---- Data supplied

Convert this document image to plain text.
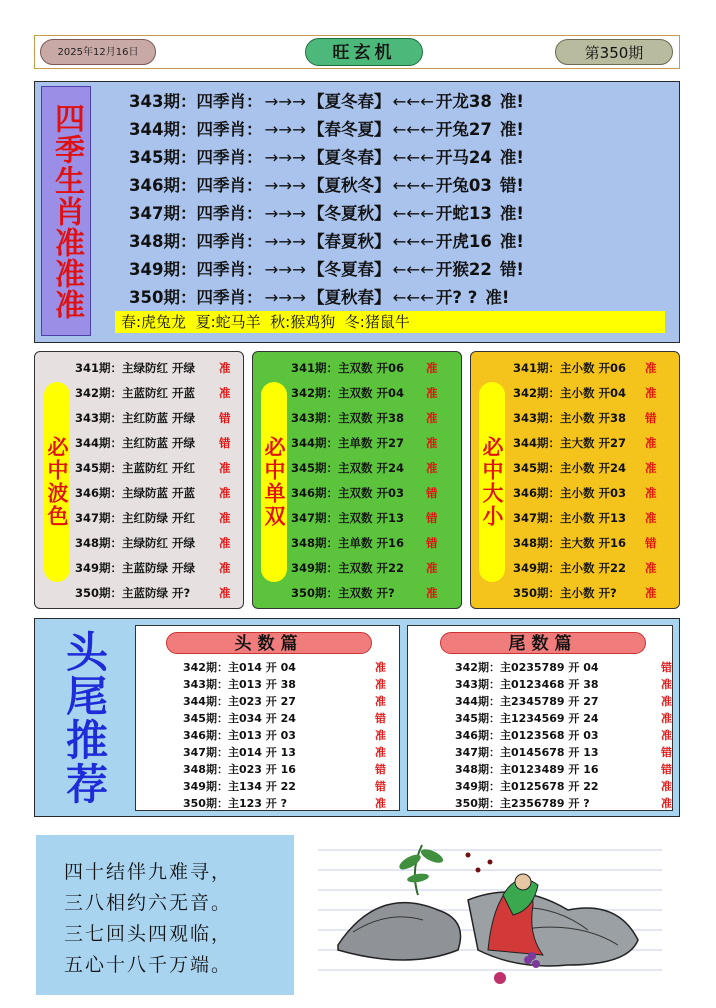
2025年12月16日	旺玄机	第350期
四季生肖准准准
春:虎兔龙  夏:蛇马羊  秋:猴鸡狗  冬:猪鼠牛
343期：四季肖： →→→ 【夏冬春】 ←←← 开龙38 准!
344期：四季肖： →→→ 【春冬夏】 ←←← 开兔27 准!
345期：四季肖： →→→ 【夏冬春】 ←←← 开马24 准!
346期：四季肖： →→→ 【夏秋冬】 ←←← 开兔03 错!
347期：四季肖： →→→ 【冬夏秋】 ←←← 开蛇13 准!
348期：四季肖： →→→ 【春夏秋】 ←←← 开虎16 准!
349期：四季肖： →→→ 【冬夏春】 ←←← 开猴22 错!
350期：四季肖： →→→ 【夏秋春】 ←←← 开? ? 准!
必中波色
341期：主绿防红 开绿 准
342期：主蓝防红 开蓝 准
343期：主红防蓝 开绿 错
344期：主红防蓝 开绿 错
345期：主蓝防红 开红 准
346期：主绿防蓝 开蓝 准
347期：主红防绿 开红 准
348期：主绿防红 开绿 准
349期：主蓝防绿 开绿 准
350期：主蓝防绿 开?	准
必中单双
341期：主双数 开06 准
342期：主双数 开04 准
343期：主双数 开38 准
344期：主单数 开27 准
345期：主双数 开24 准
346期：主双数 开03 错
347期：主双数 开13 错
348期：主单数 开16 错
349期：主双数 开22 准
350期：主双数 开?	准
必中大小
341期：主小数 开06 准
342期：主小数 开04 准
343期：主小数 开38 错
344期：主大数 开27 准
345期：主小数 开24 准
346期：主小数 开03 准
347期：主小数 开13 准
348期：主大数 开16 错
349期：主小数 开22 准
350期：主小数 开? 准
头
尾
推
荐
头数篇
342期：主014 开 04	准
343期：主013 开 38	准
344期：主023 开 27	准
345期：主034 开 24	错
346期：主013 开 03	准
347期：主014 开 13	准
348期：主023 开 16	错
349期：主134 开 22	错
350期：主123 开 ?	准
尾数篇
342期：主0235789 开 04	错
343期：主0123468 开 38	准
344期：主2345789 开 27	准
345期：主1234569 开 24	准
346期：主0123568 开 03	准
347期：主0145678 开 13	错
348期：主0123489 开 16	错
349期：主0125678 开 22	准
350期：主2356789 开 ?	准
四十结伴九难寻，
三八相约六无音。
三七回头四观临，
五心十八千万端。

--------

- [What this task involves] Transcribe all of the records above character for character. Exclude the pictures.

- [Result for this task]
Convert this document image to plain text.
2025年12月16日	旺玄机	第350期
四季生肖准准准
春:虎兔龙  夏:蛇马羊  秋:猴鸡狗  冬:猪鼠牛
343期：四季肖： →→→ 【夏冬春】 ←←← 开龙38 准!
344期：四季肖： →→→ 【春冬夏】 ←←← 开兔27 准!
345期：四季肖： →→→ 【夏冬春】 ←←← 开马24 准!
346期：四季肖： →→→ 【夏秋冬】 ←←← 开兔03 错!
347期：四季肖： →→→ 【冬夏秋】 ←←← 开蛇13 准!
348期：四季肖： →→→ 【春夏秋】 ←←← 开虎16 准!
349期：四季肖： →→→ 【冬夏春】 ←←← 开猴22 错!
350期：四季肖： →→→ 【夏秋春】 ←←← 开? ? 准!
必中波色
341期：主绿防红 开绿 准
342期：主蓝防红 开蓝 准
343期：主红防蓝 开绿 错
344期：主红防蓝 开绿 错
345期：主蓝防红 开红 准
346期：主绿防蓝 开蓝 准
347期：主红防绿 开红 准
348期：主绿防红 开绿 准
349期：主蓝防绿 开绿 准
350期：主蓝防绿 开?	准
必中单双
341期：主双数 开06 准
342期：主双数 开04 准
343期：主双数 开38 准
344期：主单数 开27 准
345期：主双数 开24 准
346期：主双数 开03 错
347期：主双数 开13 错
348期：主单数 开16 错
349期：主双数 开22 准
350期：主双数 开?	准
必中大小
341期：主小数 开06 准
342期：主小数 开04 准
343期：主小数 开38 错
344期：主大数 开27 准
345期：主小数 开24 准
346期：主小数 开03 准
347期：主小数 开13 准
348期：主大数 开16 错
349期：主小数 开22 准
350期：主小数 开? 准
头
尾
推
荐
头数篇
342期：主014 开 04	准
343期：主013 开 38	准
344期：主023 开 27	准
345期：主034 开 24	错
346期：主013 开 03	准
347期：主014 开 13	准
348期：主023 开 16	错
349期：主134 开 22	错
350期：主123 开 ?	准
尾数篇
342期：主0235789 开 04	错
343期：主0123468 开 38	准
344期：主2345789 开 27	准
345期：主1234569 开 24	准
346期：主0123568 开 03	准
347期：主0145678 开 13	错
348期：主0123489 开 16	错
349期：主0125678 开 22	准
350期：主2356789 开 ?	准
四十结伴九难寻，
三八相约六无音。
三七回头四观临，
五心十八千万端。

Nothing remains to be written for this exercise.